## Task goal
Out of the lines in this data, how many include "视频讲解"? Give the number and nothing else.

## Input
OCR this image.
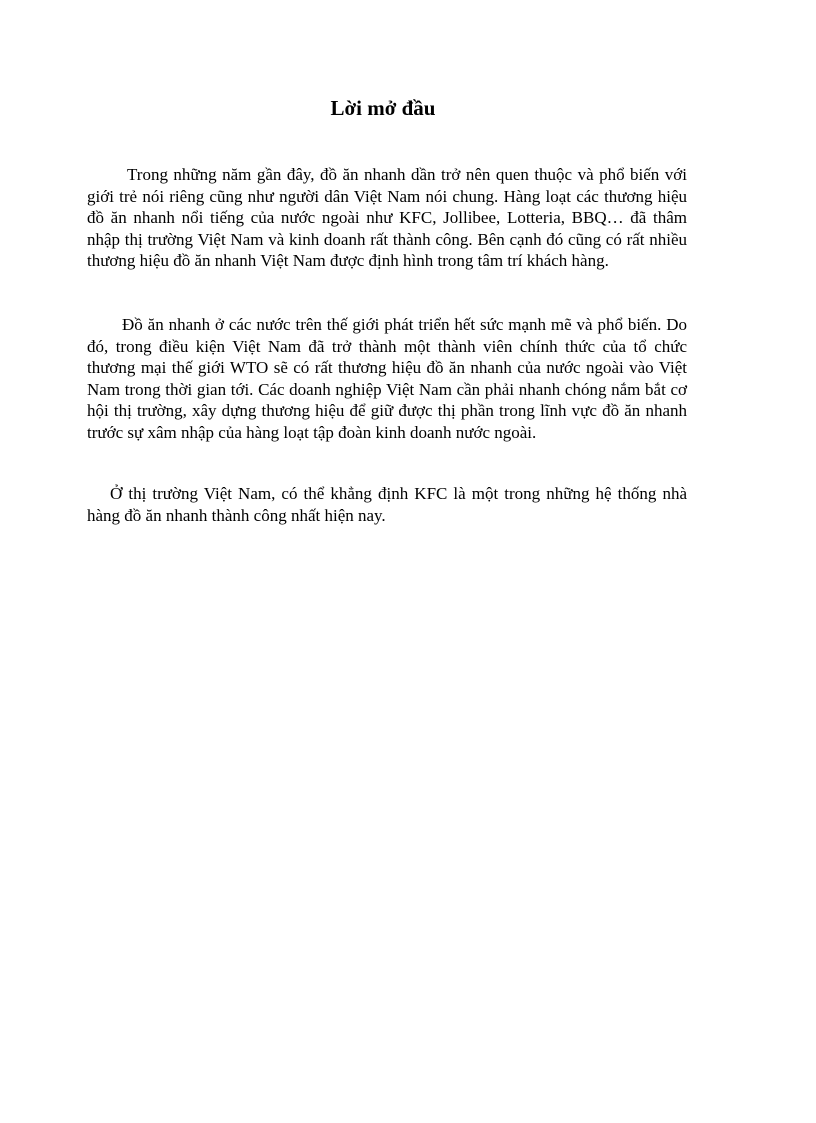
Lời mở đầu

Trong những năm gần đây, đồ ăn nhanh dần trở nên quen thuộc và phổ biến với giới trẻ nói riêng cũng như người dân Việt Nam nói chung. Hàng loạt các thương hiệu đồ ăn nhanh nổi tiếng của nước ngoài như KFC, Jollibee, Lotteria, BBQ… đã thâm nhập thị trường Việt Nam và kinh doanh rất thành công. Bên cạnh đó cũng có rất nhiều thương hiệu đồ ăn nhanh Việt Nam được định hình trong tâm trí khách hàng.

Đồ ăn nhanh ở các nước trên thế giới phát triển hết sức mạnh mẽ và phổ biến. Do đó, trong điều kiện Việt Nam đã trở thành một thành viên chính thức của tổ chức thương mại thế giới WTO sẽ có rất thương hiệu đồ ăn nhanh của nước ngoài vào Việt Nam trong thời gian tới. Các doanh nghiệp Việt Nam cần phải nhanh chóng nắm bắt cơ hội thị trường, xây dựng thương hiệu để giữ được thị phần trong lĩnh vực đồ ăn nhanh trước sự xâm nhập của hàng loạt tập đoàn kinh doanh nước ngoài.

Ở thị trường Việt Nam, có thể khẳng định KFC là một trong những hệ thống nhà hàng đồ ăn nhanh thành công nhất hiện nay.
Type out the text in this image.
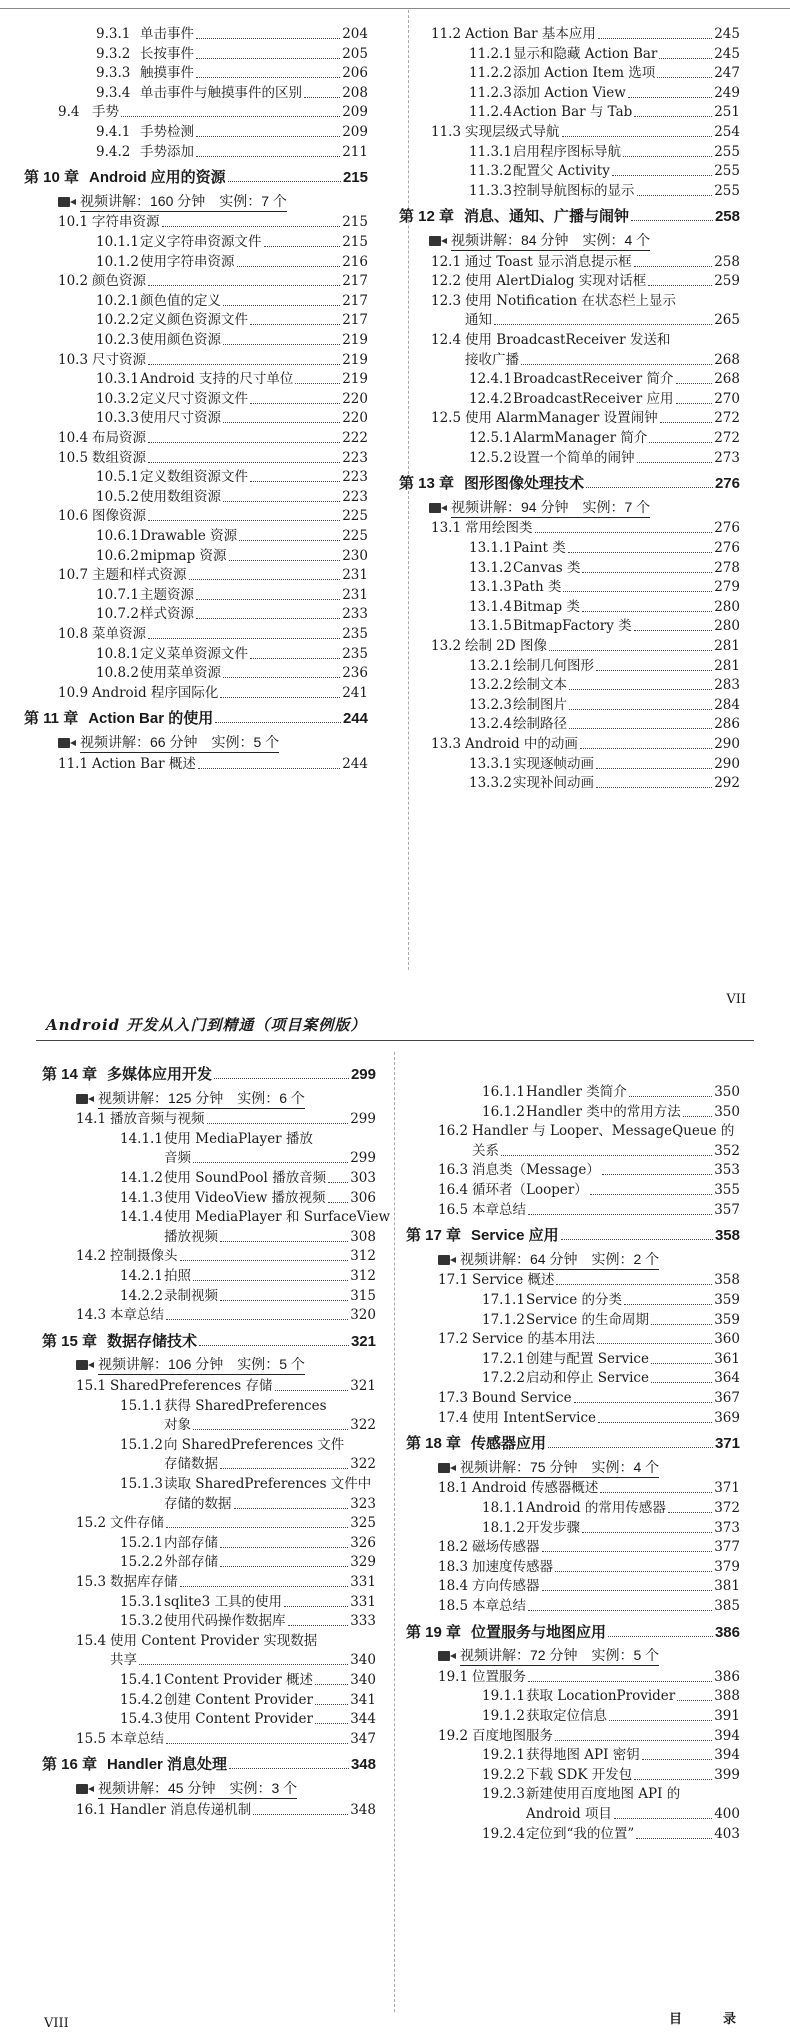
9.3.1 单击事件	204
9.3.2 长按事件	205
9.3.3 触摸事件	206
9.3.4 单击事件与触摸事件的区别	208
9.4 手势	209
9.4.1 手势检测	209
9.4.2 手势添加	211
第 10 章 Android 应用的资源	215
视频讲解：160 分钟　实例：7 个
10.1 字符串资源	215
10.1.1 定义字符串资源文件	215
10.1.2 使用字符串资源	216
10.2 颜色资源	217
10.2.1 颜色值的定义	217
10.2.2 定义颜色资源文件	217
10.2.3 使用颜色资源	219
10.3 尺寸资源	219
10.3.1 Android 支持的尺寸单位	219
10.3.2 定义尺寸资源文件	220
10.3.3 使用尺寸资源	220
10.4 布局资源	222
10.5 数组资源	223
10.5.1 定义数组资源文件	223
10.5.2 使用数组资源	223
10.6 图像资源	225
10.6.1 Drawable 资源	225
10.6.2 mipmap 资源	230
10.7 主题和样式资源	231
10.7.1 主题资源	231
10.7.2 样式资源	233
10.8 菜单资源	235
10.8.1 定义菜单资源文件	235
10.8.2 使用菜单资源	236
10.9 Android 程序国际化	241
第 11 章 Action Bar 的使用	244
视频讲解：66 分钟　实例：5 个
11.1 Action Bar 概述	244
11.2 Action Bar 基本应用	245
11.2.1 显示和隐藏 Action Bar	245
11.2.2 添加 Action Item 选项	247
11.2.3 添加 Action View	249
11.2.4 Action Bar 与 Tab	251
11.3 实现层级式导航	254
11.3.1 启用程序图标导航	255
11.3.2 配置父 Activity	255
11.3.3 控制导航图标的显示	255
第 12 章 消息、通知、广播与闹钟	258
视频讲解：84 分钟　实例：4 个
12.1 通过 Toast 显示消息提示框	258
12.2 使用 AlertDialog 实现对话框	259
12.3 使用 Notification 在状态栏上显示
通知	265
12.4 使用 BroadcastReceiver 发送和
接收广播	268
12.4.1 BroadcastReceiver 简介	268
12.4.2 BroadcastReceiver 应用	270
12.5 使用 AlarmManager 设置闹钟	272
12.5.1 AlarmManager 简介	272
12.5.2 设置一个简单的闹钟	273
第 13 章 图形图像处理技术	276
视频讲解：94 分钟　实例：7 个
13.1 常用绘图类	276
13.1.1 Paint 类	276
13.1.2 Canvas 类	278
13.1.3 Path 类	279
13.1.4 Bitmap 类	280
13.1.5 BitmapFactory 类	280
13.2 绘制 2D 图像	281
13.2.1 绘制几何图形	281
13.2.2 绘制文本	283
13.2.3 绘制图片	284
13.2.4 绘制路径	286
13.3 Android 中的动画	290
13.3.1 实现逐帧动画	290
13.3.2 实现补间动画	292
VII
Android 开发从入门到精通（项目案例版）
第 14 章 多媒体应用开发	299
视频讲解：125 分钟　实例：6 个
14.1 播放音频与视频	299
14.1.1使用 MediaPlayer 播放
音频	299
14.1.2 使用 SoundPool 播放音频 303
14.1.3 使用 VideoView 播放视频 306
14.1.4使用 MediaPlayer 和 SurfaceView
播放视频	308
14.2 控制摄像头	312
14.2.1 拍照	312
14.2.2 录制视频	315
14.3 本章总结	320
第 15 章 数据存储技术	321
视频讲解：106 分钟　实例：5 个
15.1 SharedPreferences 存储	321
15.1.1获得 SharedPreferences
对象	322
15.1.2向 SharedPreferences 文件
存储数据	322
15.1.3读取 SharedPreferences 文件中
存储的数据	323
15.2 文件存储	325
15.2.1 内部存储	326
15.2.2 外部存储	329
15.3 数据库存储	331
15.3.1 sqlite3 工具的使用	331
15.3.2 使用代码操作数据库	333
15.4 使用 Content Provider 实现数据
共享	340
15.4.1 Content Provider 概述	340
15.4.2 创建 Content Provider	341
15.4.3 使用 Content Provider	344
15.5 本章总结	347
第 16 章 Handler 消息处理	348
视频讲解：45 分钟　实例：3 个
16.1 Handler 消息传递机制	348
16.1.1 Handler 类简介	350
16.1.2 Handler 类中的常用方法 350
16.2 Handler 与 Looper、MessageQueue 的
关系	352
16.3 消息类（Message）	353
16.4 循环者（Looper）	355
16.5 本章总结	357
第 17 章 Service 应用	358
视频讲解：64 分钟　实例：2 个
17.1 Service 概述	358
17.1.1 Service 的分类	359
17.1.2 Service 的生命周期	359
17.2 Service 的基本用法	360
17.2.1 创建与配置 Service	361
17.2.2 启动和停止 Service	364
17.3 Bound Service	367
17.4 使用 IntentService	369
第 18 章 传感器应用	371
视频讲解：75 分钟　实例：4 个
18.1 Android 传感器概述	371
18.1.1 Android 的常用传感器	372
18.1.2 开发步骤	373
18.2 磁场传感器	377
18.3 加速度传感器	379
18.4 方向传感器	381
18.5 本章总结	385
第 19 章 位置服务与地图应用	386
视频讲解：72 分钟　实例：5 个
19.1 位置服务	386
19.1.1 获取 LocationProvider	388
19.1.2 获取定位信息	391
19.2 百度地图服务	394
19.2.1 获得地图 API 密钥	394
19.2.2 下载 SDK 开发包	399
19.2.3新建使用百度地图 API 的
Android 项目	400
19.2.4 定位到“我的位置”	403
VIII	目　录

## The output
10